EXTRACTO DE LA FUENTE:

□ □ □ □ □ □ □

El resultado de todo esto fue que una muchedumbre de visigodos, al mando de Fritigernes, se presentó ante las fronteras del Danubio pidiendo instalarse en territorio romano. Tras una serie de negociaciones, los visigodos fueron admitidos en calidad de “federados”. Pero pronto se rebelaron y tomaron las armas contra el Imperio. Fue entonces que tuvo lugar la batalla de Adrianópolis (año 378), a que nos hemos referido en la sección anterior. Allí la caballería goda derrotó a la infantería romana, y durante cuatro años los godos desolaron la comarca, llegando hasta las murallas mismas de Constantinopla. Por fin, en el 382, el emperador Teodosio logró un tratado de paz con ellos.
Empero la paz no duró largo tiempo. Roma no estaba dispuesta a compartir sus riquezas con los godos, ni tampoco a defenderlas. Por tanto, en el 395 los godos se paseaban de nuevo por Grecia, saqueando los campos y las pequeñas poblaciones, y obligando a los habitantes de la región a refugiarse en las ciudades amuralladas, donde el pánico y el hambre abundaban. Luego siguieron su marcha por toda la costa este del mar Adriático, penetraron en Italia, y en el 410 tomaron y saquearon la ciudad de Roma. Alarico, el jefe que había guiado a su pueblo en estas últimas campañas, murió el mismo año. Pero ya los visigodos habían mostrado su poderío. Continuaron hacia el sur de Italia, pensando atravesar el Mediterráneo y establecerse en Africa. Pero una tormenta se lo impidió, y decidieron entonces marchar hacia el norte, donde se establecieron por algún tiempo en el sur de lo que hoy es Francia. Fue allí que se entrevistaron con ellos los emisarios del emperador Honorio, que venían a solicitar sus servicios para luchar contra los bárbaros que se habían establecido en España.
A fines del año 406 y principios del 407, se habían desplomado las fronteras del Rin. Una muchedumbre de pueblos germanos penetró entonces en el Imperio, y desoló los campos de lo que hoy es Francia. De allí, los suevos y los vándalos pasaron a España, donde parecían haberse establecido definitivamente. Fue contra estos pueblos que el emperador Honorio solicitó los servicios de los visigodos, a la sazón bajo el mando de Ataúlfo, cuñado del difunto Alarico.

□ □ □ □ □ □ □

[Registros de maquetación]
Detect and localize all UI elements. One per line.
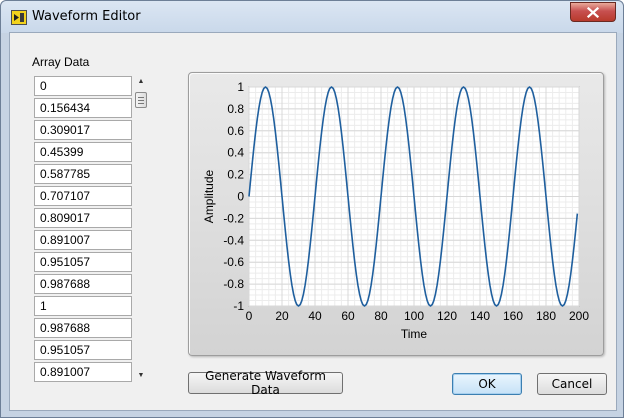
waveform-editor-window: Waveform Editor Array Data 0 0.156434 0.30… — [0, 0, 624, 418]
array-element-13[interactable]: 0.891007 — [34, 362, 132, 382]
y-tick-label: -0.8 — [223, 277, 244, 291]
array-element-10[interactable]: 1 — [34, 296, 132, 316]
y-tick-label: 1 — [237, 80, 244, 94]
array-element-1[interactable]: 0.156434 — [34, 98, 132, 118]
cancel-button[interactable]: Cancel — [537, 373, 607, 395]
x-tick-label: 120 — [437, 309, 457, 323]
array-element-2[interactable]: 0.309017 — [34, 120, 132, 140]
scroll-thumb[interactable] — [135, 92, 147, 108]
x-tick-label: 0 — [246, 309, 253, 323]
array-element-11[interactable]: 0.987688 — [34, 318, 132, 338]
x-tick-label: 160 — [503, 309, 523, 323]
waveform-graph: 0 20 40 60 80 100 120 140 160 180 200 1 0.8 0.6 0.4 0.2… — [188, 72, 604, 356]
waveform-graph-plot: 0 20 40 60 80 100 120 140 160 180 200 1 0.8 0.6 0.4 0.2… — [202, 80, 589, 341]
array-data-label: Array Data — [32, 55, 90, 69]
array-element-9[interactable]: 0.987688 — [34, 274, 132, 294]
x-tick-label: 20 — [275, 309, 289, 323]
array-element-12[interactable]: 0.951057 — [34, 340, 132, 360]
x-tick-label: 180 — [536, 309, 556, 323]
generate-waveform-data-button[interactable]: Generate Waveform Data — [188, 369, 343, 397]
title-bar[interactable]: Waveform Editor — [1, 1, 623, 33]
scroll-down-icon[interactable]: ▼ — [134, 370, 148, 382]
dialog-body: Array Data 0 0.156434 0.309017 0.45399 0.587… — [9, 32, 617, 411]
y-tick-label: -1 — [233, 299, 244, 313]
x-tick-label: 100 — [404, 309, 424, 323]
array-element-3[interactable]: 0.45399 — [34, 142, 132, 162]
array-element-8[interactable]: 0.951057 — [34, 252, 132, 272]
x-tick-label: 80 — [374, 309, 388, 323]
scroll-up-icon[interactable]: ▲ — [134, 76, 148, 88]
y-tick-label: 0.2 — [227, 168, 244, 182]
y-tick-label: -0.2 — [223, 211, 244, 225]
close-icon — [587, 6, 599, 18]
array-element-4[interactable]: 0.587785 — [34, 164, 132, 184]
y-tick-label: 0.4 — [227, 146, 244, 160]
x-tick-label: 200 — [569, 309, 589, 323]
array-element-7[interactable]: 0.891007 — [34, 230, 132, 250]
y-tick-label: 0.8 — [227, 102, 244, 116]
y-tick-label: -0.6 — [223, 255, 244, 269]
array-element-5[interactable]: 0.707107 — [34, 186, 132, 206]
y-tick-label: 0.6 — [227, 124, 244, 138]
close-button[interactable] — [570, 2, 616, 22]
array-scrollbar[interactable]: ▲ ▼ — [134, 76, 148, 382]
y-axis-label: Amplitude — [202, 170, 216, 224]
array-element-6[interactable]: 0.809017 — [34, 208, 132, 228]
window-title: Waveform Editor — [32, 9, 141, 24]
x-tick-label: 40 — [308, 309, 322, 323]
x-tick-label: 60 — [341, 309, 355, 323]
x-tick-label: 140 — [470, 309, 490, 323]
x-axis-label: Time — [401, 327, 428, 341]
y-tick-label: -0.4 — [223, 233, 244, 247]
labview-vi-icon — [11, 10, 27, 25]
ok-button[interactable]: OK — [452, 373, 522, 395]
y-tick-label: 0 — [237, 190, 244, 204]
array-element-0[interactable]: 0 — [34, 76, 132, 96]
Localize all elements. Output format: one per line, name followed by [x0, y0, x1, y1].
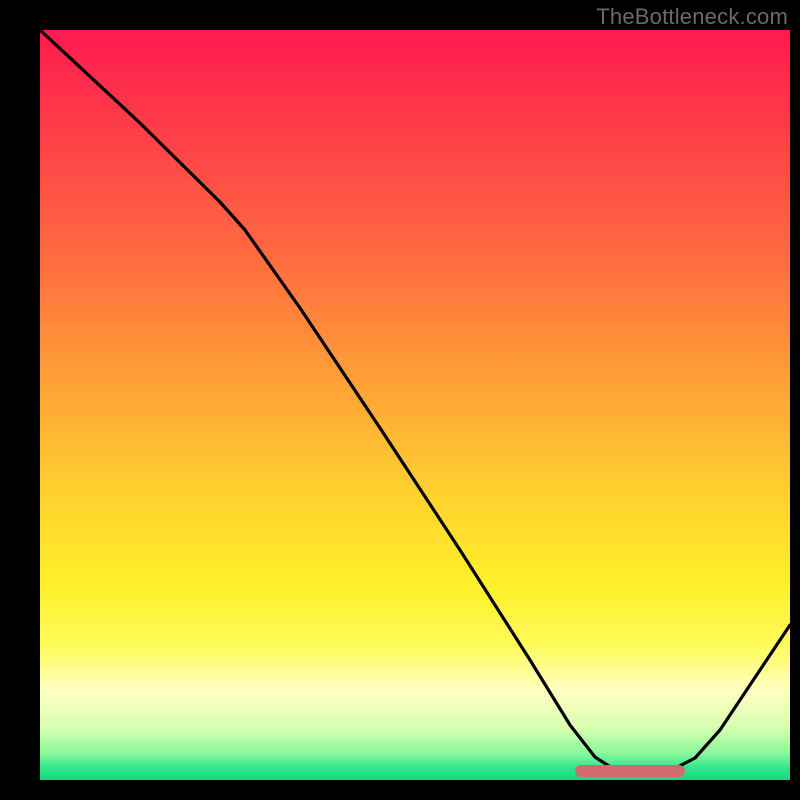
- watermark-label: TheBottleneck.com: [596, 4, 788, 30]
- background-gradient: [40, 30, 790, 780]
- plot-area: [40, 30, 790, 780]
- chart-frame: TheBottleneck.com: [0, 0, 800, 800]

□ □ □ □ □ □ □

PROBLEMA BREVE A:
Pasa al inglés esta oración del texto sobre los visigodos: "Por fin, en el 382, el emperador Teodosio logró un tratado de paz con ellos."
PROBLEMA BREVE B:
Según el texto sobre los visigodos, ¿en qué año tomaron y saquearon la ciudad de Roma?
PROBLEMA BREVE C:
Prosigue el texto sobre los visigodos a partir de su última oración.

RESPUESTA A:
Finally, in 382, Emperor Theodosius secured a peace treaty with them.

RESPUESTA B:
En el año 410.

RESPUESTA C:
Ataúlfo y los suyos marcharon a España y, aunque el jefe godo murió en Barcelona en el 415, la conquista de la Península continuó. Pronto los suevos quedaron arrinconados en el noroeste de la península, mientras que los vándalos que no fueron exterminados se vieron obligados a partir hacia las Islas Baleares (año 426) o hacia el norte de Africa (año 429). Los visigodos quedaron entonces como dueños de toda España (excepto los territorios suevos) y buena parte de las Galias.
Pero la política de Honorio no había dado buenos resultados, pues ahora los vándalos invadían el norte de Africa. Como hemos visto en la sección anterior, se encontraban frente a las murallas de Hipona cuando murió San Agustín en el 430. Nueve años más tarde tomaron la ciudad de Cartago, y desde allí dirigieron ataques contra las islas del Mediterráneo (Sicilia, Cerdeña y Córcega). Por fin, en junio del 455, tomaron y saquearon la ciudad de Roma, tomando por excusa el asesinato del emperador Valentiniano III, cuya viuda e hijas decían defender.
En el entretanto, la Galia (aproximadamente el territorio de la actual Francia y Suiza) sufrió las consecuencias de ser uno de los principales caminos por los cuales los bárbaros se adentraban en el Imperio. La ola de vándalos, suevos y alanos que cruzó el Rin a partir del 406 desoló la región antes de continuar su marcha hacia España. Tras ellos, particularmente en el sur y el oeste de la Galia, vinieron los visigodos. En el 451, las hordas de Atila sembraron el terror, y muchos esperaban su retorno cuando Atila murió en el 453 y el imperio de los hunos se deshizo. En el sudeste de la Galia los borgoñones habían recibido tierras como “federados” del Imperio. Pero a partir del 456 se salieron de sus territorios y comenzaron a hacerles la guerra a sus vecinos y a conquistar sus tierras y sus ciudades. Mientras tanto, en el norte de la Galia, los francos, que también habían sido “federados” del Imperio, se extendían hacia el oeste, hasta las fronteras de los territorios visigodos.
En vista de todos estos desastres, las tropas romanas sencillamente abandonaron la Gran Bretaña, dejando la isla a merced de los anglos y sajones, que pronto la invadieron.
Por último, los ostrogodos, que se habían recuperado de su gran derrota a manos de los hunos, se posesionaron de Italia y de toda la región al norte de esta península.
En resumen, a fines del siglo V la porción occidental del Imperio Romano había quedado dividida entre una serie de reinos bárbaros. De éstos los más importantes eran el de los vándalos en el norte de Africa, el de los visigodos en España, los siete reinos de los anglos y los sajones en la Gran Bretaña, el de los francos en la Galia, y el de los ostrogodos en Italia. Cada uno de ellos recibirá especial atención en una sección aparte del presente capítulo. Pero antes de pasar a tales secciones hay dos aclaraciones que son de gran importancia para el curso futuro de la historia de la iglesia.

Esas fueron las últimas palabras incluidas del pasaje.